Provided material:
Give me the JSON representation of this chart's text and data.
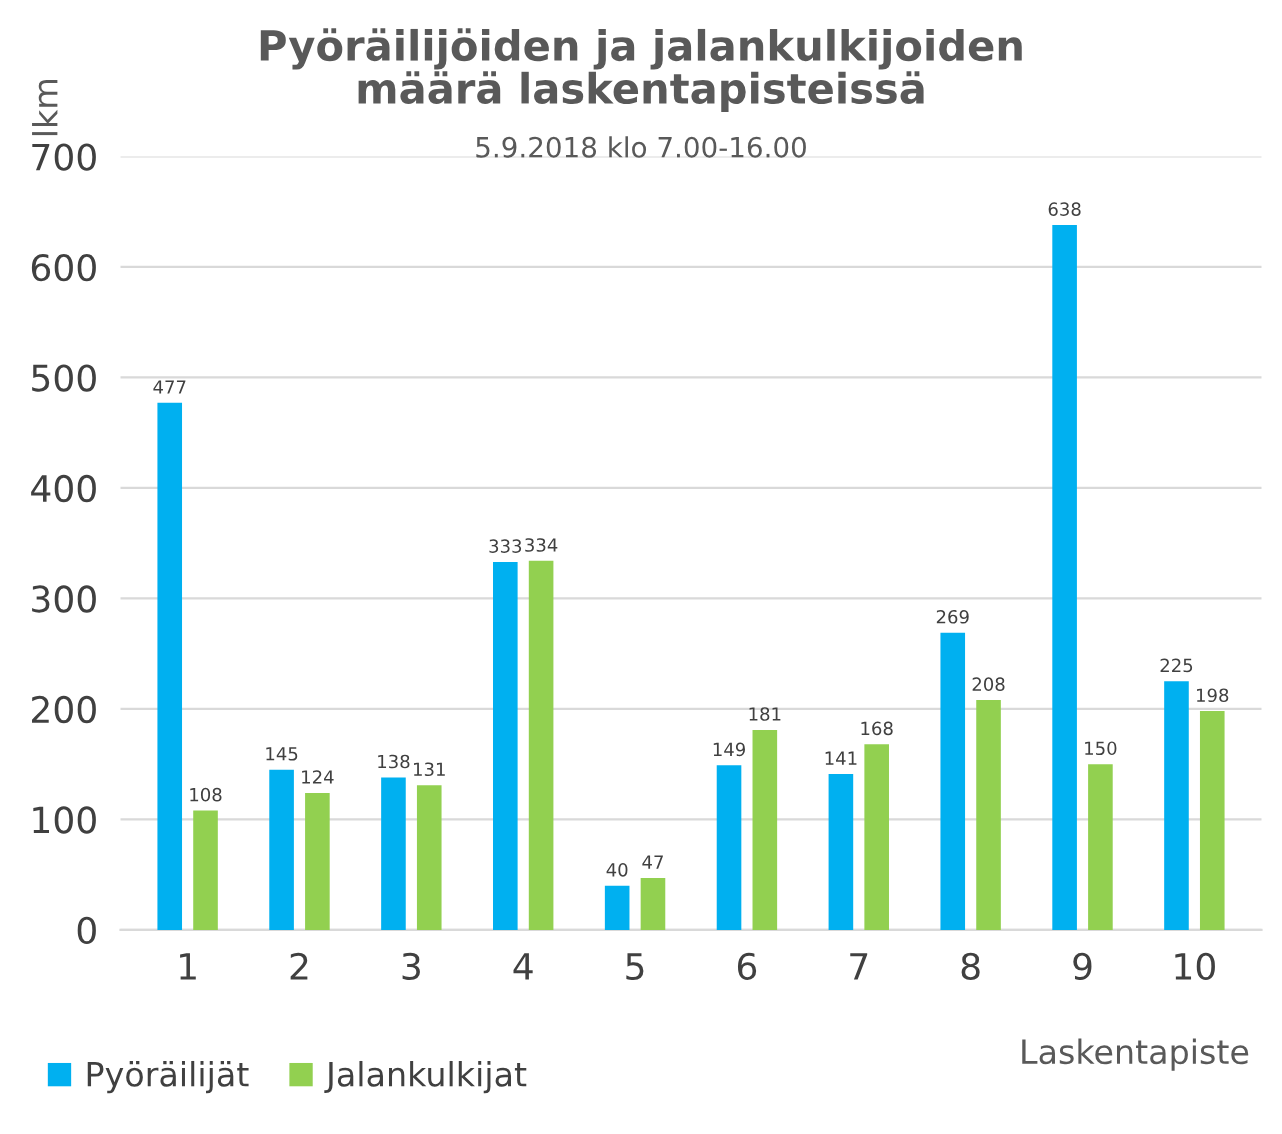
{
  "chart_data": {
    "type": "bar",
    "title": "Pyöräilijöiden ja jalankulkijoiden\nmäärä laskentapisteissä",
    "subtitle": "5.9.2018 klo 7.00-16.00",
    "xlabel": "Laskentapiste",
    "ylabel": "lkm",
    "categories": [
      "1",
      "2",
      "3",
      "4",
      "5",
      "6",
      "7",
      "8",
      "9",
      "10"
    ],
    "series": [
      {
        "name": "Pyöräilijät",
        "color": "#00b0f0",
        "values": [
          477,
          145,
          138,
          333,
          40,
          149,
          141,
          269,
          638,
          225
        ]
      },
      {
        "name": "Jalankulkijat",
        "color": "#92d050",
        "values": [
          108,
          124,
          131,
          334,
          47,
          181,
          168,
          208,
          150,
          198
        ]
      }
    ],
    "ylim": [
      0,
      700
    ],
    "yticks": [
      0,
      100,
      200,
      300,
      400,
      500,
      600,
      700
    ],
    "grid": "y",
    "legend": "bottom left",
    "data_labels": true
  }
}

Exercise requirements:
Show, from the listing above, each line that contains the word "name".

Solution to this exercise:
        "name": "Pyöräilijät",
        "name": "Jalankulkijat",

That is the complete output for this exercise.